Some records
▼▼▼
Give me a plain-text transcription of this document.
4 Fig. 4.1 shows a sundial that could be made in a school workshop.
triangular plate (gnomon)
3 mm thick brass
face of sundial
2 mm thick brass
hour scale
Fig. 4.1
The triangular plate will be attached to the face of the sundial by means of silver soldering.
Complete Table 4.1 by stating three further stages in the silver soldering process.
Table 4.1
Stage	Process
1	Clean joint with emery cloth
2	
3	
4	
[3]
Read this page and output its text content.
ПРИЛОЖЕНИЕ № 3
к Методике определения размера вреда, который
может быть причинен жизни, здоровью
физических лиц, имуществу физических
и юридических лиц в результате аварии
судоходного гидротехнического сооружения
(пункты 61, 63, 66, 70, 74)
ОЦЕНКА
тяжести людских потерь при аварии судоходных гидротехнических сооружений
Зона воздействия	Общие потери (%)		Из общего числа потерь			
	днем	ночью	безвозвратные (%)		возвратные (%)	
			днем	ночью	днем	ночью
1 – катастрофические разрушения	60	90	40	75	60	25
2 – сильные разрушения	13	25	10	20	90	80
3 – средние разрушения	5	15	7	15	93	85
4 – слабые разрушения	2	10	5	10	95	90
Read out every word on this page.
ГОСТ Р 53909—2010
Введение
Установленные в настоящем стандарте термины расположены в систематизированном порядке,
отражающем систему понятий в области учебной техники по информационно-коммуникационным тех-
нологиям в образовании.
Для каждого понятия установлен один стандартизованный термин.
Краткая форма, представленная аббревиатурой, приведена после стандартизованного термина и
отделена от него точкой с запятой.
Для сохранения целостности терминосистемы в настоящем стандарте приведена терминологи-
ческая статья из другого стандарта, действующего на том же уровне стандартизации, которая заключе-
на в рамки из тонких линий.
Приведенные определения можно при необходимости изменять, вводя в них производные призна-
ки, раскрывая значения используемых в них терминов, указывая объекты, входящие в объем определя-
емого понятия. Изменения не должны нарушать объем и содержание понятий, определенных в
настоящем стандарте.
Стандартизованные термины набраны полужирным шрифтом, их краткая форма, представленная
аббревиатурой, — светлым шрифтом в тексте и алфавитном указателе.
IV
▲▲▲
== Job ==
Show the lines from the data above that contain the string "определения".

== Solution to this problem ==
к Методике определения размера вреда, который
Приведенные определения можно при необходимости изменять, вводя в них производные призна-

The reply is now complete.